* [Your task]
The result must match the data exactly, line for line.
Segment Open
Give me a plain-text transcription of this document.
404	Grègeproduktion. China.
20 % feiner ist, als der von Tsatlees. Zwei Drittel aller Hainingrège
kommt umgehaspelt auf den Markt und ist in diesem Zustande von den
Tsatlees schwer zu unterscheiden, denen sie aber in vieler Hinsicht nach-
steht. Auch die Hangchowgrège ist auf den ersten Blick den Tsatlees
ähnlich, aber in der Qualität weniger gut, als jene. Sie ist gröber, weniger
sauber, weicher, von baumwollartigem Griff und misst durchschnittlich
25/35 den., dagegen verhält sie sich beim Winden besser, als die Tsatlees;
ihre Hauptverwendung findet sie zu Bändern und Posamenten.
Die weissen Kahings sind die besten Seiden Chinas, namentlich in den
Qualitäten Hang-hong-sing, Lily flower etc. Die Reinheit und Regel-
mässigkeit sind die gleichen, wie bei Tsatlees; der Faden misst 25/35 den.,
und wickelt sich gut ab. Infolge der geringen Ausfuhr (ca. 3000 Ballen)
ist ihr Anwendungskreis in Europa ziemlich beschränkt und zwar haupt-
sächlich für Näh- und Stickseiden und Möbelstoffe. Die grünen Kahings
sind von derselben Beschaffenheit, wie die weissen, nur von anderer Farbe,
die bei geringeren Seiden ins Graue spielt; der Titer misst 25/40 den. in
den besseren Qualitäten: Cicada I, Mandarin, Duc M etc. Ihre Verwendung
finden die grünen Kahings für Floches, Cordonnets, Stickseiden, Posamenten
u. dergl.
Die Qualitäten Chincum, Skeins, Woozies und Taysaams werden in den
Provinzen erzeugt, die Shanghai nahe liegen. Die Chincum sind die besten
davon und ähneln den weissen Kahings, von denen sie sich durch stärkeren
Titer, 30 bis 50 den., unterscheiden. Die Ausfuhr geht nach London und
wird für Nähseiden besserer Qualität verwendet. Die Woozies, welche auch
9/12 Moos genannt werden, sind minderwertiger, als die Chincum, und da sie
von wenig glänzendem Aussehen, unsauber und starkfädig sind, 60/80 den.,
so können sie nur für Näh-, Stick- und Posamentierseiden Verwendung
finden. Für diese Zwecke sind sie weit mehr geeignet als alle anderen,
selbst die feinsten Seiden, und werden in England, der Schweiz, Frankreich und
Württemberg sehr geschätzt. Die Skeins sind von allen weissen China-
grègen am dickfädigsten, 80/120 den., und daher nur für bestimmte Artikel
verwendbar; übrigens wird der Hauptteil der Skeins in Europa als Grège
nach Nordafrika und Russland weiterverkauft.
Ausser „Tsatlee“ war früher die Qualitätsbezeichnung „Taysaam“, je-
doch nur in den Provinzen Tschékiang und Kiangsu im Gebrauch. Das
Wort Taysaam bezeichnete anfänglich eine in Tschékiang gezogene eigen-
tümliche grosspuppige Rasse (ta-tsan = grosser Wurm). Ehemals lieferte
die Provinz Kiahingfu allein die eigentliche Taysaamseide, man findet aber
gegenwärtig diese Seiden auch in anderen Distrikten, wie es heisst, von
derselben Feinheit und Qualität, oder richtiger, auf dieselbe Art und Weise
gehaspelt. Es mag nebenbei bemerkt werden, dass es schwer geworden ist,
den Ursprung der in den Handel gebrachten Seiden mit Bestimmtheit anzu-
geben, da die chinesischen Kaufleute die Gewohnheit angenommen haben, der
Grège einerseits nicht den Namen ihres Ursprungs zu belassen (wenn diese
Segment Closed
* [Solution for this problem]
Give me a plain-text transcription of this document.
404	Grègeproduktion. China.
20 % feiner ist, als der von Tsatlees. Zwei Drittel aller Hainingrège
kommt umgehaspelt auf den Markt und ist in diesem Zustande von den
Tsatlees schwer zu unterscheiden, denen sie aber in vieler Hinsicht nach-
steht. Auch die Hangchowgrège ist auf den ersten Blick den Tsatlees
ähnlich, aber in der Qualität weniger gut, als jene. Sie ist gröber, weniger
sauber, weicher, von baumwollartigem Griff und misst durchschnittlich
25/35 den., dagegen verhält sie sich beim Winden besser, als die Tsatlees;
ihre Hauptverwendung findet sie zu Bändern und Posamenten.
Die weissen Kahings sind die besten Seiden Chinas, namentlich in den
Qualitäten Hang-hong-sing, Lily flower etc. Die Reinheit und Regel-
mässigkeit sind die gleichen, wie bei Tsatlees; der Faden misst 25/35 den.,
und wickelt sich gut ab. Infolge der geringen Ausfuhr (ca. 3000 Ballen)
ist ihr Anwendungskreis in Europa ziemlich beschränkt und zwar haupt-
sächlich für Näh- und Stickseiden und Möbelstoffe. Die grünen Kahings
sind von derselben Beschaffenheit, wie die weissen, nur von anderer Farbe,
die bei geringeren Seiden ins Graue spielt; der Titer misst 25/40 den. in
den besseren Qualitäten: Cicada I, Mandarin, Duc M etc. Ihre Verwendung
finden die grünen Kahings für Floches, Cordonnets, Stickseiden, Posamenten
u. dergl.
Die Qualitäten Chincum, Skeins, Woozies und Taysaams werden in den
Provinzen erzeugt, die Shanghai nahe liegen. Die Chincum sind die besten
davon und ähneln den weissen Kahings, von denen sie sich durch stärkeren
Titer, 30 bis 50 den., unterscheiden. Die Ausfuhr geht nach London und
wird für Nähseiden besserer Qualität verwendet. Die Woozies, welche auch
9/12 Moos genannt werden, sind minderwertiger, als die Chincum, und da sie
von wenig glänzendem Aussehen, unsauber und starkfädig sind, 60/80 den.,
so können sie nur für Näh-, Stick- und Posamentierseiden Verwendung
finden. Für diese Zwecke sind sie weit mehr geeignet als alle anderen,
selbst die feinsten Seiden, und werden in England, der Schweiz, Frankreich und
Württemberg sehr geschätzt. Die Skeins sind von allen weissen China-
grègen am dickfädigsten, 80/120 den., und daher nur für bestimmte Artikel
verwendbar; übrigens wird der Hauptteil der Skeins in Europa als Grège
nach Nordafrika und Russland weiterverkauft.
Ausser „Tsatlee“ war früher die Qualitätsbezeichnung „Taysaam“, je-
doch nur in den Provinzen Tschékiang und Kiangsu im Gebrauch. Das
Wort Taysaam bezeichnete anfänglich eine in Tschékiang gezogene eigen-
tümliche grosspuppige Rasse (ta-tsan = grosser Wurm). Ehemals lieferte
die Provinz Kiahingfu allein die eigentliche Taysaamseide, man findet aber
gegenwärtig diese Seiden auch in anderen Distrikten, wie es heisst, von
derselben Feinheit und Qualität, oder richtiger, auf dieselbe Art und Weise
gehaspelt. Es mag nebenbei bemerkt werden, dass es schwer geworden ist,
den Ursprung der in den Handel gebrachten Seiden mit Bestimmtheit anzu-
geben, da die chinesischen Kaufleute die Gewohnheit angenommen haben, der
Grège einerseits nicht den Namen ihres Ursprungs zu belassen (wenn diese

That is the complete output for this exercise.